一种新式灌流系统在胞磷胆碱合成中的应用
2015-12-20宋臻
宋 臻
(亚翔系统集成科技(苏州)股份有限公司,江苏 苏州 215000)
引言
胞苷二磷酸胆碱(CytidineDiphosphateCholine,分子结构式见图1,别名胞磷胆碱或CDPC)是卵磷脂生物合成重要的中间产物。卵磷脂是细胞膜的重要组成成分,它的代谢正常与否直接影响细胞的通透性、能量代谢以及蛋白质生物合成等许多生物学功能。1963年,CDPC开始用于临床。实践证明,它对脑损伤引起的意识障碍以及其他神经系统疾病都有较好的疗效,随着社会的发展,CDPC更是作为预防老年痴呆的保健品得到大力的发展[1]。
图1 CDPC分子结构
由于CDPC的广泛应用,其市场需求量正逐步扩大,2007年,根据有关机构调查,CDPC在中国市场的年需求大约为250 t,但当年的供给量不足60 t,有着极大的需求缺口。因此,如何高效率、高质量、低成本的生产CDPC成为企业亟待解决的问题。
将灌流系统应用在CDPC生产中,可以大幅提高产品质量和产量产能,降低产品成本,进而快速填补市场的缺口,增加企业市场竞争力和企业效益。
1 胞磷胆碱的生产方法
1.1 胞磷胆碱生产方法简介
胞磷胆碱的生产方法主要有化学合成法、酶转化法、双菌发酵法和酵母发酵法。化学合成法是利用化工原料,经过逐级多步反应,再经提纯得到最终产品。这种方法研发成功早,但缺点很多,目前只有少数企业在利用此法生产。90年代后日本研发成功并开始采用酵母酶转化法生产胞磷胆碱,此法并非无菌发酵反应,它是利用废旧酵母的多酶体系将胞苷酸(CMP)和辅料合成CDPC,但由于当时主要原料CMP的价格比较高,此法在当时未得到广泛发展。2003年以后,由于CDPC的主要原料CMP的生产技术已经成熟,CMP价格大幅下降,加之经过优化后转化率大幅提高,我国开始大量采用酵母酶转化法生产CDPC,目前市场大部分产品都由此法生产[2-3]。虽然成本问题得到了解决,但酵母酶转化法也暴露了很多新的问题。2000年后日本开发了双菌发酵法,即利用大肠杆菌和产氨棒杆菌等基因工程菌发酵生产CD PC。此法发酵工艺相对复杂,在CMP大幅降价后渐渐被淘汰。
近几年来,随着生物发酵技术的发展,酵母发酵法有了越来越大的优势。此法采用筛选过的高活力酵母为菌种,以CMP为原料采用无菌发酵技术生产CDPC,有菌种来源稳定、菌种活力高、用量少、中间体杂质少、后处理简单等特点[4]。但微生物发酵周期比较长,单位时间设备的产出比较小,需要更大的初期投入才能保证产能。
--------
材料问题:
1. 判断下列三项说法是否与胞磷胆碱节选相符,每项回答"是"或"否",并原样引用节选中起决定作用的文字。(a) 化学合成法目前仍被大多数企业采用。(b) 2007年CDPC在中国市场的当年供给量不足60 t。(c) 双菌发酵法是日本在2000年后开发的。
2. 请续写胞磷胆碱节选,从其最后一句之后接着往下写。

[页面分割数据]
--------
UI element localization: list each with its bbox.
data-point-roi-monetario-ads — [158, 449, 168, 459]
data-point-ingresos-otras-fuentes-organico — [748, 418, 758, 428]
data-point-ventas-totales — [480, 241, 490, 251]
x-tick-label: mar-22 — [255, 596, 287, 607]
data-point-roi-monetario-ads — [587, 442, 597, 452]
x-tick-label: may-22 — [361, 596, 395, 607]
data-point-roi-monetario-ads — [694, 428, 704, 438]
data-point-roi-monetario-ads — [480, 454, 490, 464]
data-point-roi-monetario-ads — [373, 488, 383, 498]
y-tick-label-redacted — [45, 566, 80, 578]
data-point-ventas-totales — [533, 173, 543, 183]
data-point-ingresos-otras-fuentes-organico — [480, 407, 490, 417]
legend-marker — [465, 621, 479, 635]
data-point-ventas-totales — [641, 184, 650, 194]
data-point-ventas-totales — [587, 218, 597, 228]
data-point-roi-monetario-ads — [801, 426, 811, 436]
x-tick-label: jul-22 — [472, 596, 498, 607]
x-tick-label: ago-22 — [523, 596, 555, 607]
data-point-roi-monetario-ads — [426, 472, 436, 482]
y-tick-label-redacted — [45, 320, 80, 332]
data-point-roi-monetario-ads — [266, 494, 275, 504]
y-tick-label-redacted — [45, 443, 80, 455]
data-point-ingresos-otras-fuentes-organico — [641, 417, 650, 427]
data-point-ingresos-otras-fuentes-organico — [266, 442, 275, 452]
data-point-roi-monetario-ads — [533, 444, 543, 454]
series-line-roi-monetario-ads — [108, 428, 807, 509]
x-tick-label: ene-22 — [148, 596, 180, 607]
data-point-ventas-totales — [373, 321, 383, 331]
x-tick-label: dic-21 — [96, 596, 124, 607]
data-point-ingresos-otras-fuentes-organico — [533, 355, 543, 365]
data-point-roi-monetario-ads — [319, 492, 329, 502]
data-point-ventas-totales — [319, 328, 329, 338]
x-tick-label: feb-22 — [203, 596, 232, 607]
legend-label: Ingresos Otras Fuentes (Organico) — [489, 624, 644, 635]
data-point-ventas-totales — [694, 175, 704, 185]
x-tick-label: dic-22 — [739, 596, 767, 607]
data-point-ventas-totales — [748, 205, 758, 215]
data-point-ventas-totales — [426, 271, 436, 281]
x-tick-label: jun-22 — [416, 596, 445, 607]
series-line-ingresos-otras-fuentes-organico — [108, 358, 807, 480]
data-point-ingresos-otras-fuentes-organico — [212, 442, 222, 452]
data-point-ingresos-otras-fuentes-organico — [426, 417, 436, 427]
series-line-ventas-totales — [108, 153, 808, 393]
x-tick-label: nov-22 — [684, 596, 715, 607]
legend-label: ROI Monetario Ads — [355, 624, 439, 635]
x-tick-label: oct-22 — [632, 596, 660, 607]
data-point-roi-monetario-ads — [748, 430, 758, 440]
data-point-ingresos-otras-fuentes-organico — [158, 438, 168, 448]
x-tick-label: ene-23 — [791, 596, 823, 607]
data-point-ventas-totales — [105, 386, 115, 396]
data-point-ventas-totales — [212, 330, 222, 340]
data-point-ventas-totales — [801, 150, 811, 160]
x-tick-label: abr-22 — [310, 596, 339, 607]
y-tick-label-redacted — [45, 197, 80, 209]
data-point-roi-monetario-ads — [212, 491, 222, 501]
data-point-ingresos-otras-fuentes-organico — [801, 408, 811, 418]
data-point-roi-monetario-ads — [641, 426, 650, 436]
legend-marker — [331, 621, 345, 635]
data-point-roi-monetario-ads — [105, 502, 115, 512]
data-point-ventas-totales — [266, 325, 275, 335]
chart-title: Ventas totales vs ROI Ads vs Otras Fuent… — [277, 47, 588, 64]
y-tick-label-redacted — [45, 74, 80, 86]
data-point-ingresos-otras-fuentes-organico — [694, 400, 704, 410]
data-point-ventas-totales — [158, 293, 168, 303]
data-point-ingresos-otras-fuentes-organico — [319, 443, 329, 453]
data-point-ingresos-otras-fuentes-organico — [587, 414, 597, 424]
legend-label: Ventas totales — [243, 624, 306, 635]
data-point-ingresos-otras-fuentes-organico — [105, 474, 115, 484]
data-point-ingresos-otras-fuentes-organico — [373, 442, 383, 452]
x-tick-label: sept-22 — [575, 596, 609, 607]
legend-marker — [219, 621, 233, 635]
--------
答案如下:
1.
(a) 否。"目前只有少数企业在利用此法生产"
(b) 是。"但当年的供给量不足60 t"
(c) 是。"2000年后日本开发了双菌发酵法"

2.
表1 胞磷胆碱合成方法优缺点比较
1.2 灌流培养生产胞磷胆碱
灌流培养生产CDPC是在酵母发酵法的基础上,利用特殊的设备,一方面源源不断加入培养基和底物,另一方面通过重力沉淀、循环系统和切向过滤源源不断提取出产品,从而实现连续培养的过程。通过此过程,可以在目前企业生产设备的基础上,经过少量的设备改造,极大提高CDPC的产能和产量,提高设备利用率和产品质量,降低产品的成本。
1.2.1 灌流系统的组成
灌流系统由以下几个部分组成:补料系统、循环过滤系统、出料系统、自动控制系统、其他辅助系统(在线清洗系统(CIP系统)和在线灭菌系统(SIP 系统))。
补料系统:向反应釜内补给发酵所需培养基以及CMP底物,需要无菌控制操作,由补料管路、补料罐、动力系统以及辅助的CIP、SIP组成。
循环过滤系统:将罐内反应液从底部提升,通过动力泵(隔膜泵或者蠕动泵)经过切向过滤的过滤器后,再回流到罐内,通过重力沉降,切向过滤可以将料液源源不断循环,进而将不含细胞的反应液导出反应体系,是灌流系统的关键部分。
出料系统:将透过切向过滤膜的无细胞反应液抽离反应体系,由过滤器、动力泵(隔膜泵或者蠕动泵)以及配套管路,容器组成。
控制系统:整个系统的大脑,由PLC控制2台变频动力泵、液位控制器、自动隔膜阀、浊度控制器组成,一方面控制补料和出料的有序性,一方面保证细胞出料的清澈,保证滤膜不会过分堵塞。
其他辅助系统:由于整个系统需要在无菌环境下进行,在中试、放大生产中要符合GMP等相关规范,因此还需要在线清洗系统、在线灭菌系统以及其他辅助系统。
图2 灌流系统
1.2.2 过程和原理
初期细胞培养时,细胞处于恢复期,此时细胞浓度比较低,代谢水平较低,主要利用葡萄糖等易利用底物进行自身增殖,对于利用CMP产生CDPC的能力比较弱,一般恢复期持续的时间比较长,选用有利于细胞生产的营养丰富的培养基可以使细胞快速生长。
进入对数期,当细胞积累达到一定浓度后,源源不断的加入CMP底物,在胆碱激酶和磷酸化酶为主的酶系的作用下,CMP和含有胆碱、磷酸的底物共同作用,发生生物酶反应,产生CDPC。
随着CDPC的累计,当摩尔转化率达到90%的时候,反应趋于平衡,此时继续加入CMP会使得CMP和CDPC的浓度都增加,CDPC增加的速度较慢,摩尔转化率反而降低。此时通过灌流系统,将反应液抽出,抽出后再补料加入培养基和CMP的混合底物,一方面保证细胞的正常生长,一方面可以继续转化生成CDPC。灌流抽出一定的CDPC溶液,并补加适当量的CMP,此时CDPC转化率会从90%立刻跌到70%左右,但由于平衡被破坏,在酶的作用下,CMP继续反应生成CDPC,直到再次达到平衡。
图3 灌流系统
2 酵母发酵法和灌流培养法生产CDPC的实验比较
2.1 菌种
经筛选过的啤酒酵母菌株LP30925(企业内部菌种编号)。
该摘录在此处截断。